=== EXCERPTED RECORDS ===

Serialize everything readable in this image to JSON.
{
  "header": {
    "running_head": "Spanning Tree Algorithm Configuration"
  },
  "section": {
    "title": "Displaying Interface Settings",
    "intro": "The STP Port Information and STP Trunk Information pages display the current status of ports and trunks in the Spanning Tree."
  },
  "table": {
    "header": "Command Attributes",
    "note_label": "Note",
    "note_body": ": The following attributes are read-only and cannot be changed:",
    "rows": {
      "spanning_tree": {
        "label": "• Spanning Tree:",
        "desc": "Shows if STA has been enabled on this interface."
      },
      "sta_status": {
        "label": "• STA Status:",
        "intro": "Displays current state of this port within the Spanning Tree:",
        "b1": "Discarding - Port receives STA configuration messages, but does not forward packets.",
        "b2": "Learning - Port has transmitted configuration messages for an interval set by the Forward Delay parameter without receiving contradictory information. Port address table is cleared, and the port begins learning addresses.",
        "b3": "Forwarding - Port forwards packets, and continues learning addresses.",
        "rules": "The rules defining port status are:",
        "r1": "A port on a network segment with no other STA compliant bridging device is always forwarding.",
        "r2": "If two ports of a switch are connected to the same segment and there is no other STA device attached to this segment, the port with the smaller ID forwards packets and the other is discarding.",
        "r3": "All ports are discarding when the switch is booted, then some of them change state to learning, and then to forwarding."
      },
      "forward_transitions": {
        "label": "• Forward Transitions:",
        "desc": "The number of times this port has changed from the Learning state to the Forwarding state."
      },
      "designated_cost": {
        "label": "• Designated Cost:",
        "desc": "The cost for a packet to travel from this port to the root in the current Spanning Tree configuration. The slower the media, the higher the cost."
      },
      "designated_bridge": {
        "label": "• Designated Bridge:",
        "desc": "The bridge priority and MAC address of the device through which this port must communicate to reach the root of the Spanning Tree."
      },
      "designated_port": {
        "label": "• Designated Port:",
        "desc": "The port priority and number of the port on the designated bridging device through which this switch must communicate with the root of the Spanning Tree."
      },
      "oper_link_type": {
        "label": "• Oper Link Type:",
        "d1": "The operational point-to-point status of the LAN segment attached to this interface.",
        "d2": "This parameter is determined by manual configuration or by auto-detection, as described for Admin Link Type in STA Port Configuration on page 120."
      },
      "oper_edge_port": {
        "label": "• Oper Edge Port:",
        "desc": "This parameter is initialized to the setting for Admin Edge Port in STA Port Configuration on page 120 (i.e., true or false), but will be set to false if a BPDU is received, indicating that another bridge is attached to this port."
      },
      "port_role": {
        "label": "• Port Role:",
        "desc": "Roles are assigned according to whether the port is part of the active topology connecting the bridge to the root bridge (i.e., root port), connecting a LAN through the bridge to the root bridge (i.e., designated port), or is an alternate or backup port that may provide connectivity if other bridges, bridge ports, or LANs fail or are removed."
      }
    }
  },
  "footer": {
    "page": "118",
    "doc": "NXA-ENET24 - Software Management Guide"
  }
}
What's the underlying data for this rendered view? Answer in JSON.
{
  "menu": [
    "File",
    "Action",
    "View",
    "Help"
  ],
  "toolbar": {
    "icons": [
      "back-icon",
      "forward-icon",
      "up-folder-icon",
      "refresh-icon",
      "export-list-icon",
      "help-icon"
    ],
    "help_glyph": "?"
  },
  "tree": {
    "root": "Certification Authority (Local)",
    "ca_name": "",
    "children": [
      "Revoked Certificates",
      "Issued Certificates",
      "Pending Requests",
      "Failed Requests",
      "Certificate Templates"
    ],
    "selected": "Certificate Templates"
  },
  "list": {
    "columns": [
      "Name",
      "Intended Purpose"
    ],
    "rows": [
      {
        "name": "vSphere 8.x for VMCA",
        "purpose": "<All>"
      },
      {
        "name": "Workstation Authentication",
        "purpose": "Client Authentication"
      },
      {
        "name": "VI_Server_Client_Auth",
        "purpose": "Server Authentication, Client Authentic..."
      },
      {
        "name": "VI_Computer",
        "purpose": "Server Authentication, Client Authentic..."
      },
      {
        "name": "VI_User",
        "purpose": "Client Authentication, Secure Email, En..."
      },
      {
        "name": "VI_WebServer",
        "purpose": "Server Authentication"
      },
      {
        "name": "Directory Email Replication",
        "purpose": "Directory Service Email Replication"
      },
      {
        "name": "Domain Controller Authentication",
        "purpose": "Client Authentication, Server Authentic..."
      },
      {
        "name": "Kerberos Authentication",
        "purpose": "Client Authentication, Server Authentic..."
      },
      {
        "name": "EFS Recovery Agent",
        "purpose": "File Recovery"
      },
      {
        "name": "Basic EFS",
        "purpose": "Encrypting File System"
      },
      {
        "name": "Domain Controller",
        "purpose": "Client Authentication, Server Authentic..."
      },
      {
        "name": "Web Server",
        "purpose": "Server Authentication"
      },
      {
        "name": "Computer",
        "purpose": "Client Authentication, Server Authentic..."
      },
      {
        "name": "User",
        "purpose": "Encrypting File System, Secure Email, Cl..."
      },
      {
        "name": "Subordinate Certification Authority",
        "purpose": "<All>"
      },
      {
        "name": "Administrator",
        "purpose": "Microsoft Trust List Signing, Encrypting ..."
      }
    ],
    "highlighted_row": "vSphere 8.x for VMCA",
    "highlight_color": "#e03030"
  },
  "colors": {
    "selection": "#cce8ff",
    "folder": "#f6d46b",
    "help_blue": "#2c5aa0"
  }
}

===

GIVEN EXERCISE: Repeat the data verbatim.

SOLUTION TO THIS PROBLEM:
Serialize everything readable in this image to JSON.
{
  "header": {
    "running_head": "Spanning Tree Algorithm Configuration"
  },
  "section": {
    "title": "Displaying Interface Settings",
    "intro": "The STP Port Information and STP Trunk Information pages display the current status of ports and trunks in the Spanning Tree."
  },
  "table": {
    "header": "Command Attributes",
    "note_label": "Note",
    "note_body": ": The following attributes are read-only and cannot be changed:",
    "rows": {
      "spanning_tree": {
        "label": "• Spanning Tree:",
        "desc": "Shows if STA has been enabled on this interface."
      },
      "sta_status": {
        "label": "• STA Status:",
        "intro": "Displays current state of this port within the Spanning Tree:",
        "b1": "Discarding - Port receives STA configuration messages, but does not forward packets.",
        "b2": "Learning - Port has transmitted configuration messages for an interval set by the Forward Delay parameter without receiving contradictory information. Port address table is cleared, and the port begins learning addresses.",
        "b3": "Forwarding - Port forwards packets, and continues learning addresses.",
        "rules": "The rules defining port status are:",
        "r1": "A port on a network segment with no other STA compliant bridging device is always forwarding.",
        "r2": "If two ports of a switch are connected to the same segment and there is no other STA device attached to this segment, the port with the smaller ID forwards packets and the other is discarding.",
        "r3": "All ports are discarding when the switch is booted, then some of them change state to learning, and then to forwarding."
      },
      "forward_transitions": {
        "label": "• Forward Transitions:",
        "desc": "The number of times this port has changed from the Learning state to the Forwarding state."
      },
      "designated_cost": {
        "label": "• Designated Cost:",
        "desc": "The cost for a packet to travel from this port to the root in the current Spanning Tree configuration. The slower the media, the higher the cost."
      },
      "designated_bridge": {
        "label": "• Designated Bridge:",
        "desc": "The bridge priority and MAC address of the device through which this port must communicate to reach the root of the Spanning Tree."
      },
      "designated_port": {
        "label": "• Designated Port:",
        "desc": "The port priority and number of the port on the designated bridging device through which this switch must communicate with the root of the Spanning Tree."
      },
      "oper_link_type": {
        "label": "• Oper Link Type:",
        "d1": "The operational point-to-point status of the LAN segment attached to this interface.",
        "d2": "This parameter is determined by manual configuration or by auto-detection, as described for Admin Link Type in STA Port Configuration on page 120."
      },
      "oper_edge_port": {
        "label": "• Oper Edge Port:",
        "desc": "This parameter is initialized to the setting for Admin Edge Port in STA Port Configuration on page 120 (i.e., true or false), but will be set to false if a BPDU is received, indicating that another bridge is attached to this port."
      },
      "port_role": {
        "label": "• Port Role:",
        "desc": "Roles are assigned according to whether the port is part of the active topology connecting the bridge to the root bridge (i.e., root port), connecting a LAN through the bridge to the root bridge (i.e., designated port), or is an alternate or backup port that may provide connectivity if other bridges, bridge ports, or LANs fail or are removed."
      }
    }
  },
  "footer": {
    "page": "118",
    "doc": "NXA-ENET24 - Software Management Guide"
  }
}
What's the underlying data for this rendered view? Answer in JSON.
{
  "menu": [
    "File",
    "Action",
    "View",
    "Help"
  ],
  "toolbar": {
    "icons": [
      "back-icon",
      "forward-icon",
      "up-folder-icon",
      "refresh-icon",
      "export-list-icon",
      "help-icon"
    ],
    "help_glyph": "?"
  },
  "tree": {
    "root": "Certification Authority (Local)",
    "ca_name": "",
    "children": [
      "Revoked Certificates",
      "Issued Certificates",
      "Pending Requests",
      "Failed Requests",
      "Certificate Templates"
    ],
    "selected": "Certificate Templates"
  },
  "list": {
    "columns": [
      "Name",
      "Intended Purpose"
    ],
    "rows": [
      {
        "name": "vSphere 8.x for VMCA",
        "purpose": "<All>"
      },
      {
        "name": "Workstation Authentication",
        "purpose": "Client Authentication"
      },
      {
        "name": "VI_Server_Client_Auth",
        "purpose": "Server Authentication, Client Authentic..."
      },
      {
        "name": "VI_Computer",
        "purpose": "Server Authentication, Client Authentic..."
      },
      {
        "name": "VI_User",
        "purpose": "Client Authentication, Secure Email, En..."
      },
      {
        "name": "VI_WebServer",
        "purpose": "Server Authentication"
      },
      {
        "name": "Directory Email Replication",
        "purpose": "Directory Service Email Replication"
      },
      {
        "name": "Domain Controller Authentication",
        "purpose": "Client Authentication, Server Authentic..."
      },
      {
        "name": "Kerberos Authentication",
        "purpose": "Client Authentication, Server Authentic..."
      },
      {
        "name": "EFS Recovery Agent",
        "purpose": "File Recovery"
      },
      {
        "name": "Basic EFS",
        "purpose": "Encrypting File System"
      },
      {
        "name": "Domain Controller",
        "purpose": "Client Authentication, Server Authentic..."
      },
      {
        "name": "Web Server",
        "purpose": "Server Authentication"
      },
      {
        "name": "Computer",
        "purpose": "Client Authentication, Server Authentic..."
      },
      {
        "name": "User",
        "purpose": "Encrypting File System, Secure Email, Cl..."
      },
      {
        "name": "Subordinate Certification Authority",
        "purpose": "<All>"
      },
      {
        "name": "Administrator",
        "purpose": "Microsoft Trust List Signing, Encrypting ..."
      }
    ],
    "highlighted_row": "vSphere 8.x for VMCA",
    "highlight_color": "#e03030"
  },
  "colors": {
    "selection": "#cce8ff",
    "folder": "#f6d46b",
    "help_blue": "#2c5aa0"
  }
}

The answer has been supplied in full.